Records for the task:
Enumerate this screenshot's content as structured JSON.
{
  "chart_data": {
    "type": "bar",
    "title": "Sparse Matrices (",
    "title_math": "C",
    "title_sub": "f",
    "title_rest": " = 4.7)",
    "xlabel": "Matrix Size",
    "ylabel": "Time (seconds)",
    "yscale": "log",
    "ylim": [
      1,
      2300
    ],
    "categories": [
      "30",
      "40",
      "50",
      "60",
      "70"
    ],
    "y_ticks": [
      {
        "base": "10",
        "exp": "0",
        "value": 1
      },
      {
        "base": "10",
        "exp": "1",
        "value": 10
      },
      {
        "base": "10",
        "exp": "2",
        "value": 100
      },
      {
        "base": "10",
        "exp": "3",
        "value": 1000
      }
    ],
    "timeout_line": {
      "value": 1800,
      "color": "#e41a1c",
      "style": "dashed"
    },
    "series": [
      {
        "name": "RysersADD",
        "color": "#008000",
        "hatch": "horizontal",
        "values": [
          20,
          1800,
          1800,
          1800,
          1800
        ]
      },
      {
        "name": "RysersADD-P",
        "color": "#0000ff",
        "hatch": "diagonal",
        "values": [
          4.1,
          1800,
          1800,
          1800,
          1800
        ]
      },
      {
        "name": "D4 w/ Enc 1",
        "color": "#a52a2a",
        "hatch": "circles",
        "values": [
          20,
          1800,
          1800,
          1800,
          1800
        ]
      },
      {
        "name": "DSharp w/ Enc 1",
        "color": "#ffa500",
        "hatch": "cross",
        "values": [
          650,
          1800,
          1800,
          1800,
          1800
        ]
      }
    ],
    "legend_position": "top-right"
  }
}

Exercise task: Generate an exact reproduction of all entries.

Task solution:
Enumerate this screenshot's content as structured JSON.
{
  "chart_data": {
    "type": "bar",
    "title": "Sparse Matrices (",
    "title_math": "C",
    "title_sub": "f",
    "title_rest": " = 4.7)",
    "xlabel": "Matrix Size",
    "ylabel": "Time (seconds)",
    "yscale": "log",
    "ylim": [
      1,
      2300
    ],
    "categories": [
      "30",
      "40",
      "50",
      "60",
      "70"
    ],
    "y_ticks": [
      {
        "base": "10",
        "exp": "0",
        "value": 1
      },
      {
        "base": "10",
        "exp": "1",
        "value": 10
      },
      {
        "base": "10",
        "exp": "2",
        "value": 100
      },
      {
        "base": "10",
        "exp": "3",
        "value": 1000
      }
    ],
    "timeout_line": {
      "value": 1800,
      "color": "#e41a1c",
      "style": "dashed"
    },
    "series": [
      {
        "name": "RysersADD",
        "color": "#008000",
        "hatch": "horizontal",
        "values": [
          20,
          1800,
          1800,
          1800,
          1800
        ]
      },
      {
        "name": "RysersADD-P",
        "color": "#0000ff",
        "hatch": "diagonal",
        "values": [
          4.1,
          1800,
          1800,
          1800,
          1800
        ]
      },
      {
        "name": "D4 w/ Enc 1",
        "color": "#a52a2a",
        "hatch": "circles",
        "values": [
          20,
          1800,
          1800,
          1800,
          1800
        ]
      },
      {
        "name": "DSharp w/ Enc 1",
        "color": "#ffa500",
        "hatch": "cross",
        "values": [
          650,
          1800,
          1800,
          1800,
          1800
        ]
      }
    ],
    "legend_position": "top-right"
  }
}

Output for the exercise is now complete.